» **The exercise**
Check each line of the listing, and copy it if it contains the word "para".

» **Lines of data**
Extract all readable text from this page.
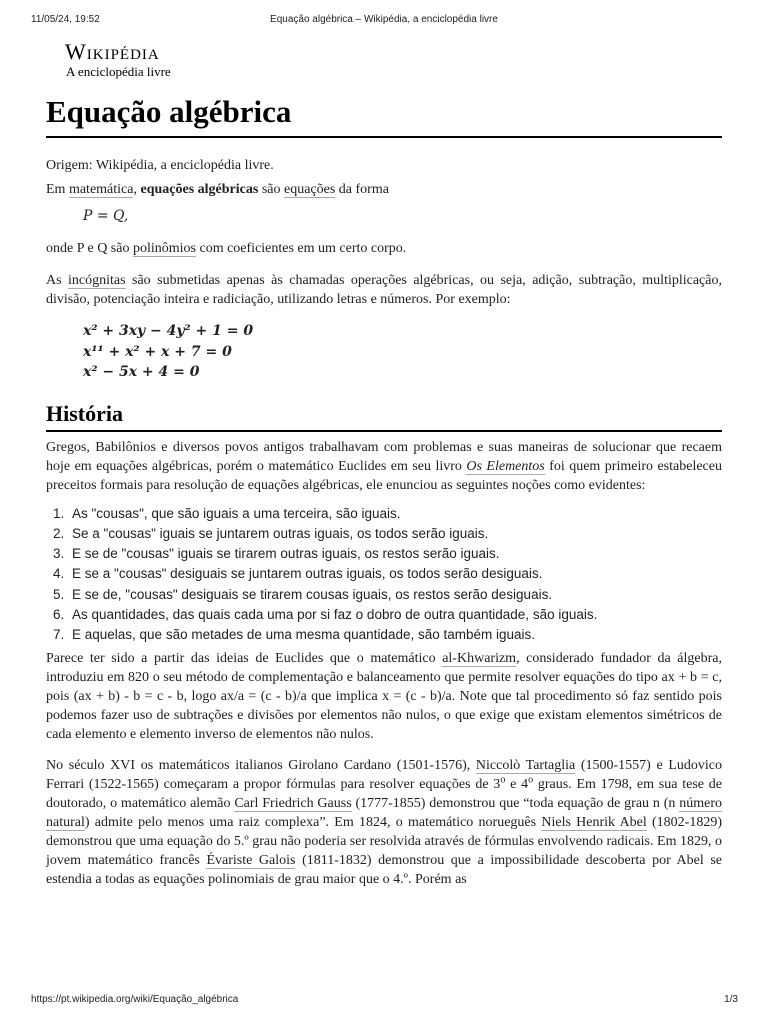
11/05/24, 19:52	Equação algébrica – Wikipédia, a enciclopédia livre
Wikipédia
A enciclopédia livre
Equação algébrica

Origem: Wikipédia, a enciclopédia livre.

Em matemática, equações algébricas são equações da forma

P = Q,

onde P e Q são polinômios com coeficientes em um certo corpo.

As incógnitas são submetidas apenas às chamadas operações algébricas, ou seja, adição, subtração, multiplicação, divisão, potenciação inteira e radiciação, utilizando letras e números. Por exemplo:

x² + 3xy − 4y² + 1 = 0
x¹¹ + x² + x + 7 = 0
x² − 5x + 4 = 0
História

Gregos, Babilônios e diversos povos antigos trabalhavam com problemas e suas maneiras de solucionar que recaem hoje em equações algébricas, porém o matemático Euclides em seu livro Os Elementos foi quem primeiro estabeleceu preceitos formais para resolução de equações algébricas, ele enunciou as seguintes noções como evidentes:

1. As "cousas", que são iguais a uma terceira, são iguais.
2. Se a "cousas" iguais se juntarem outras iguais, os todos serão iguais.
3. E se de "cousas" iguais se tirarem outras iguais, os restos serão iguais.
4. E se a "cousas" desiguais se juntarem outras iguais, os todos serão desiguais.
5. E se de, "cousas" desiguais se tirarem cousas iguais, os restos serão desiguais.
6. As quantidades, das quais cada uma por si faz o dobro de outra quantidade, são iguais.
7. E aquelas, que são metades de uma mesma quantidade, são também iguais.

Parece ter sido a partir das ideias de Euclides que o matemático al-Khwarizm, considerado fundador da álgebra, introduziu em 820 o seu método de complementação e balanceamento que permite resolver equações do tipo ax + b = c, pois (ax + b) - b = c - b, logo ax/a = (c - b)/a que implica x = (c - b)/a. Note que tal procedimento só faz sentido pois podemos fazer uso de subtrações e divisões por elementos não nulos, o que exige que existam elementos simétricos de cada elemento e elemento inverso de elementos não nulos.

No século XVI os matemáticos italianos Girolano Cardano (1501-1576), Niccolò Tartaglia (1500-1557) e Ludovico Ferrari (1522-1565) começaram a propor fórmulas para resolver equações de 3$^o$ e 4$^o$ graus. Em 1798, em sua tese de doutorado, o matemático alemão Carl Friedrich Gauss (1777-1855) demonstrou que “toda equação de grau n (n número natural) admite pelo menos uma raiz complexa”. Em 1824, o matemático norueguês Niels Henrik Abel (1802-1829) demonstrou que uma equação do 5.º grau não poderia ser resolvida através de fórmulas envolvendo radicais. Em 1829, o jovem matemático francês Évariste Galois (1811-1832) demonstrou que a impossibilidade descoberta por Abel se estendia a todas as equações polinomiais de grau maior que o 4.º. Porém as

https://pt.wikipedia.org/wiki/Equação_algébrica	1/3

» **Correct answer**
Gregos, Babilônios e diversos povos antigos trabalhavam com problemas e suas maneiras de solucionar que recaem hoje em equações algébricas, porém o matemático Euclides em seu livro Os Elementos foi quem primeiro estabeleceu preceitos formais para resolução de equações algébricas, ele enunciou as seguintes noções como evidentes:
No século XVI os matemáticos italianos Girolano Cardano (1501-1576), Niccolò Tartaglia (1500-1557) e Ludovico Ferrari (1522-1565) começaram a propor fórmulas para resolver equações de 3$^o$ e 4$^o$ graus. Em 1798, em sua tese de doutorado, o matemático alemão Carl Friedrich Gauss (1777-1855) demonstrou que “toda equação de grau n (n número natural) admite pelo menos uma raiz complexa”. Em 1824, o matemático norueguês Niels Henrik Abel (1802-1829) demonstrou que uma equação do 5.º grau não poderia ser resolvida através de fórmulas envolvendo radicais. Em 1829, o jovem matemático francês Évariste Galois (1811-1832) demonstrou que a impossibilidade descoberta por Abel se estendia a todas as equações polinomiais de grau maior que o 4.º. Porém as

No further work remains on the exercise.